#### WHAT TO PRODUCE:
Word for word, retype every entry in the listing.

(Dataset records)

________________________

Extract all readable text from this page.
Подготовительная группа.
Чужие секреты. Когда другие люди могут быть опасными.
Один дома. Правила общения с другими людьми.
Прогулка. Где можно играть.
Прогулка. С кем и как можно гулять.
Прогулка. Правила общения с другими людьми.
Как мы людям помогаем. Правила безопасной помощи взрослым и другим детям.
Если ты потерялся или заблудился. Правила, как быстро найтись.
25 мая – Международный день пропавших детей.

________________________

#### RESPONSE:
Extract all readable text from this page.
Подготовительная группа.
Чужие секреты. Когда другие люди могут быть опасными.
Один дома. Правила общения с другими людьми.
Прогулка. Где можно играть.
Прогулка. С кем и как можно гулять.
Прогулка. Правила общения с другими людьми.
Как мы людям помогаем. Правила безопасной помощи взрослым и другим детям.
Если ты потерялся или заблудился. Правила, как быстро найтись.
25 мая – Международный день пропавших детей.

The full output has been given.